** start **

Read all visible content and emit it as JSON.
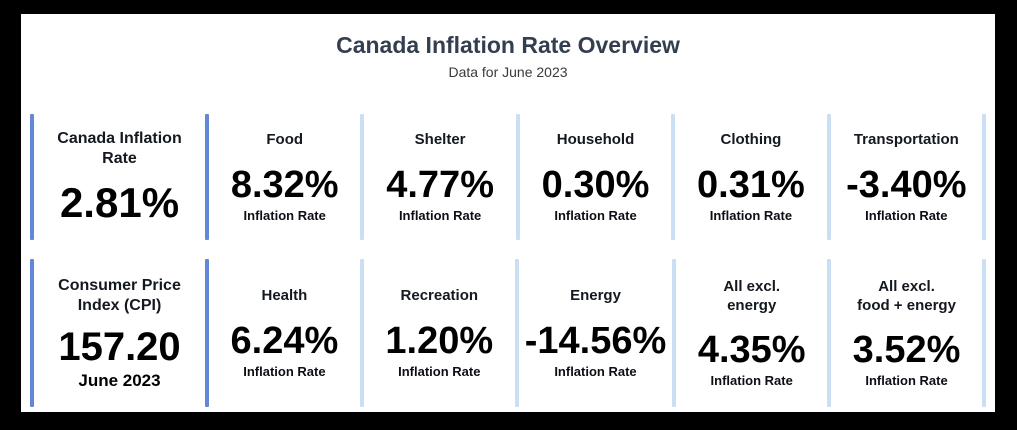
{
  "header": {
    "title": "Canada Inflation Rate Overview",
    "subtitle": "Data for June 2023"
  },
  "colors": {
    "accent_medium_blue": "#6289d8",
    "accent_light_blue": "#cbdff4",
    "title_navy": "#333f50",
    "value_black": "#000000",
    "frame_black": "#000000"
  },
  "rows": [
    {
      "summary": {
        "label": "Canada Inflation\nRate",
        "value": "2.81%"
      },
      "cards": [
        {
          "label": "Food",
          "value": "8.32%",
          "sublabel": "Inflation Rate"
        },
        {
          "label": "Shelter",
          "value": "4.77%",
          "sublabel": "Inflation Rate"
        },
        {
          "label": "Household",
          "value": "0.30%",
          "sublabel": "Inflation Rate"
        },
        {
          "label": "Clothing",
          "value": "0.31%",
          "sublabel": "Inflation Rate"
        },
        {
          "label": "Transportation",
          "value": "-3.40%",
          "sublabel": "Inflation Rate"
        }
      ]
    },
    {
      "summary": {
        "label": "Consumer Price\nIndex (CPI)",
        "value": "157.20",
        "sublabel": "June 2023"
      },
      "cards": [
        {
          "label": "Health",
          "value": "6.24%",
          "sublabel": "Inflation Rate"
        },
        {
          "label": "Recreation",
          "value": "1.20%",
          "sublabel": "Inflation Rate"
        },
        {
          "label": "Energy",
          "value": "-14.56%",
          "sublabel": "Inflation Rate"
        },
        {
          "label": "All excl.\nenergy",
          "value": "4.35%",
          "sublabel": "Inflation Rate"
        },
        {
          "label": "All excl.\nfood + energy",
          "value": "3.52%",
          "sublabel": "Inflation Rate"
        }
      ]
    }
  ],
  "chart_data": {
    "type": "table",
    "title": "Canada Inflation Rate Overview",
    "subtitle": "Data for June 2023",
    "summary_metrics": [
      {
        "label": "Canada Inflation Rate",
        "value_pct": 2.81
      },
      {
        "label": "Consumer Price Index (CPI)",
        "value": 157.2,
        "period": "June 2023"
      }
    ],
    "categories": [
      "Food",
      "Shelter",
      "Household",
      "Clothing",
      "Transportation",
      "Health",
      "Recreation",
      "Energy",
      "All excl. energy",
      "All excl. food + energy"
    ],
    "values_pct": [
      8.32,
      4.77,
      0.3,
      0.31,
      -3.4,
      6.24,
      1.2,
      -14.56,
      4.35,
      3.52
    ],
    "units": "percent (year-over-year inflation rate)"
  }
}
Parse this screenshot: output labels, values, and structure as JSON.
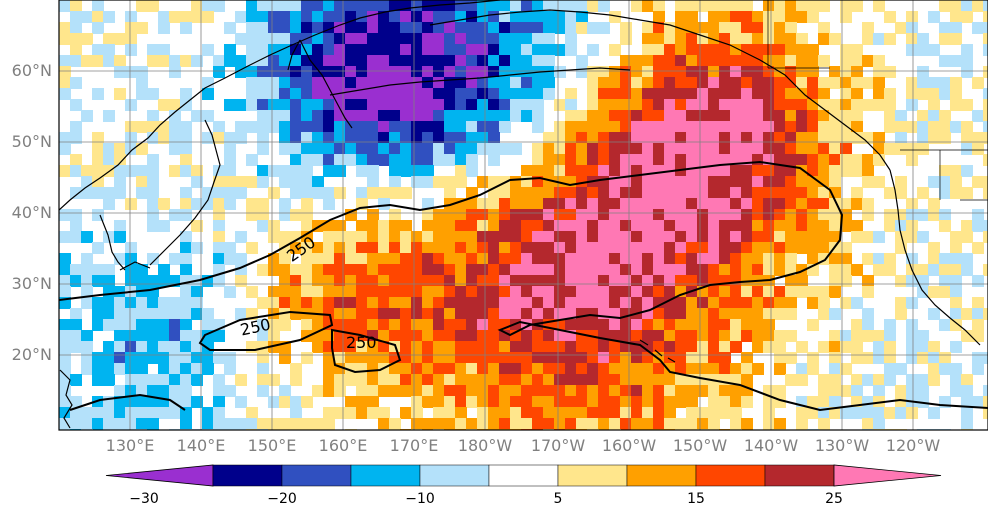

** end **

● The task
Will you set down the records word for word while leaving out every picture?

● Task solution
Read all visible content and emit it as JSON.
{
  "header": {
    "title": "Canada Inflation Rate Overview",
    "subtitle": "Data for June 2023"
  },
  "colors": {
    "accent_medium_blue": "#6289d8",
    "accent_light_blue": "#cbdff4",
    "title_navy": "#333f50",
    "value_black": "#000000",
    "frame_black": "#000000"
  },
  "rows": [
    {
      "summary": {
        "label": "Canada Inflation\nRate",
        "value": "2.81%"
      },
      "cards": [
        {
          "label": "Food",
          "value": "8.32%",
          "sublabel": "Inflation Rate"
        },
        {
          "label": "Shelter",
          "value": "4.77%",
          "sublabel": "Inflation Rate"
        },
        {
          "label": "Household",
          "value": "0.30%",
          "sublabel": "Inflation Rate"
        },
        {
          "label": "Clothing",
          "value": "0.31%",
          "sublabel": "Inflation Rate"
        },
        {
          "label": "Transportation",
          "value": "-3.40%",
          "sublabel": "Inflation Rate"
        }
      ]
    },
    {
      "summary": {
        "label": "Consumer Price\nIndex (CPI)",
        "value": "157.20",
        "sublabel": "June 2023"
      },
      "cards": [
        {
          "label": "Health",
          "value": "6.24%",
          "sublabel": "Inflation Rate"
        },
        {
          "label": "Recreation",
          "value": "1.20%",
          "sublabel": "Inflation Rate"
        },
        {
          "label": "Energy",
          "value": "-14.56%",
          "sublabel": "Inflation Rate"
        },
        {
          "label": "All excl.\nenergy",
          "value": "4.35%",
          "sublabel": "Inflation Rate"
        },
        {
          "label": "All excl.\nfood + energy",
          "value": "3.52%",
          "sublabel": "Inflation Rate"
        }
      ]
    }
  ],
  "chart_data": {
    "type": "table",
    "title": "Canada Inflation Rate Overview",
    "subtitle": "Data for June 2023",
    "summary_metrics": [
      {
        "label": "Canada Inflation Rate",
        "value_pct": 2.81
      },
      {
        "label": "Consumer Price Index (CPI)",
        "value": 157.2,
        "period": "June 2023"
      }
    ],
    "categories": [
      "Food",
      "Shelter",
      "Household",
      "Clothing",
      "Transportation",
      "Health",
      "Recreation",
      "Energy",
      "All excl. energy",
      "All excl. food + energy"
    ],
    "values_pct": [
      8.32,
      4.77,
      0.3,
      0.31,
      -3.4,
      6.24,
      1.2,
      -14.56,
      4.35,
      3.52
    ],
    "units": "percent (year-over-year inflation rate)"
  }
}
Parse this screenshot: output labels, values, and structure as JSON.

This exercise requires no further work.